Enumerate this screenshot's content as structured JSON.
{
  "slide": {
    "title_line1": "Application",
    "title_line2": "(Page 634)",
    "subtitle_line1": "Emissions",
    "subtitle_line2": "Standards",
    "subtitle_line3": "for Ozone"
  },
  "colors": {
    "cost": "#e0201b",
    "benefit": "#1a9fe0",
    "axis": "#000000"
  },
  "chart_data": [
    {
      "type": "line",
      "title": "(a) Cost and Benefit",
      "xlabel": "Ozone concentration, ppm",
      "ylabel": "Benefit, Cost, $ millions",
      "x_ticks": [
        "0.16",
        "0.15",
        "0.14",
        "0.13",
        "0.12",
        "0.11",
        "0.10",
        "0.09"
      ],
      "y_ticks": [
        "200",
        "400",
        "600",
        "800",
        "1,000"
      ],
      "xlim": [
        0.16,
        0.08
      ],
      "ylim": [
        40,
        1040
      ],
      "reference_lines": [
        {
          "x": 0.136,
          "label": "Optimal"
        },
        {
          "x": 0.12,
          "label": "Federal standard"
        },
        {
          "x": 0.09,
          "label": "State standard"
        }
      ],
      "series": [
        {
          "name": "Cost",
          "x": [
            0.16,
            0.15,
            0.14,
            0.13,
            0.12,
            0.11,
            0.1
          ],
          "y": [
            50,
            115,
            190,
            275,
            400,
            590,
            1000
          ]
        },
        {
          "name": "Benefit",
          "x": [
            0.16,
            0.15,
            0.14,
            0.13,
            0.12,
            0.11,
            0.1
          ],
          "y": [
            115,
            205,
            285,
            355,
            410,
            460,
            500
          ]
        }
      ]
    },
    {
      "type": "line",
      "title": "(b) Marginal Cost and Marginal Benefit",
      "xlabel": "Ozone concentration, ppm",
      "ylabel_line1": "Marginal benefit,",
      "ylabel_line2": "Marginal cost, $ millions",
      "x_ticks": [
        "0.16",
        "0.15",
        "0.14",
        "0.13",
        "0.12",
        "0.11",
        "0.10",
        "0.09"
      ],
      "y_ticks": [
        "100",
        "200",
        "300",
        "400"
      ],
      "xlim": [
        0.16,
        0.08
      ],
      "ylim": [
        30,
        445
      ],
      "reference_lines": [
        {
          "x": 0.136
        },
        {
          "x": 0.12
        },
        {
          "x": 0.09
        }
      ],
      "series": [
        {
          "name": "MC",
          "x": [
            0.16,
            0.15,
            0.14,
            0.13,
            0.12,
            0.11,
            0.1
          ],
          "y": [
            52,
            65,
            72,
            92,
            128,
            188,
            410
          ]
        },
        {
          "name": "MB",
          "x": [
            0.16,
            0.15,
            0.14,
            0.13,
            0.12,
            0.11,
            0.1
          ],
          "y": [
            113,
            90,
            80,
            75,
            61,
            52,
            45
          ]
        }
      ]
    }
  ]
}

### THE PROBLEM
Reproduce the entries above in full by retyping them exactly.

### OUTPUT FOR THIS TASK
Enumerate this screenshot's content as structured JSON.
{
  "slide": {
    "title_line1": "Application",
    "title_line2": "(Page 634)",
    "subtitle_line1": "Emissions",
    "subtitle_line2": "Standards",
    "subtitle_line3": "for Ozone"
  },
  "colors": {
    "cost": "#e0201b",
    "benefit": "#1a9fe0",
    "axis": "#000000"
  },
  "chart_data": [
    {
      "type": "line",
      "title": "(a) Cost and Benefit",
      "xlabel": "Ozone concentration, ppm",
      "ylabel": "Benefit, Cost, $ millions",
      "x_ticks": [
        "0.16",
        "0.15",
        "0.14",
        "0.13",
        "0.12",
        "0.11",
        "0.10",
        "0.09"
      ],
      "y_ticks": [
        "200",
        "400",
        "600",
        "800",
        "1,000"
      ],
      "xlim": [
        0.16,
        0.08
      ],
      "ylim": [
        40,
        1040
      ],
      "reference_lines": [
        {
          "x": 0.136,
          "label": "Optimal"
        },
        {
          "x": 0.12,
          "label": "Federal standard"
        },
        {
          "x": 0.09,
          "label": "State standard"
        }
      ],
      "series": [
        {
          "name": "Cost",
          "x": [
            0.16,
            0.15,
            0.14,
            0.13,
            0.12,
            0.11,
            0.1
          ],
          "y": [
            50,
            115,
            190,
            275,
            400,
            590,
            1000
          ]
        },
        {
          "name": "Benefit",
          "x": [
            0.16,
            0.15,
            0.14,
            0.13,
            0.12,
            0.11,
            0.1
          ],
          "y": [
            115,
            205,
            285,
            355,
            410,
            460,
            500
          ]
        }
      ]
    },
    {
      "type": "line",
      "title": "(b) Marginal Cost and Marginal Benefit",
      "xlabel": "Ozone concentration, ppm",
      "ylabel_line1": "Marginal benefit,",
      "ylabel_line2": "Marginal cost, $ millions",
      "x_ticks": [
        "0.16",
        "0.15",
        "0.14",
        "0.13",
        "0.12",
        "0.11",
        "0.10",
        "0.09"
      ],
      "y_ticks": [
        "100",
        "200",
        "300",
        "400"
      ],
      "xlim": [
        0.16,
        0.08
      ],
      "ylim": [
        30,
        445
      ],
      "reference_lines": [
        {
          "x": 0.136
        },
        {
          "x": 0.12
        },
        {
          "x": 0.09
        }
      ],
      "series": [
        {
          "name": "MC",
          "x": [
            0.16,
            0.15,
            0.14,
            0.13,
            0.12,
            0.11,
            0.1
          ],
          "y": [
            52,
            65,
            72,
            92,
            128,
            188,
            410
          ]
        },
        {
          "name": "MB",
          "x": [
            0.16,
            0.15,
            0.14,
            0.13,
            0.12,
            0.11,
            0.1
          ],
          "y": [
            113,
            90,
            80,
            75,
            61,
            52,
            45
          ]
        }
      ]
    }
  ]
}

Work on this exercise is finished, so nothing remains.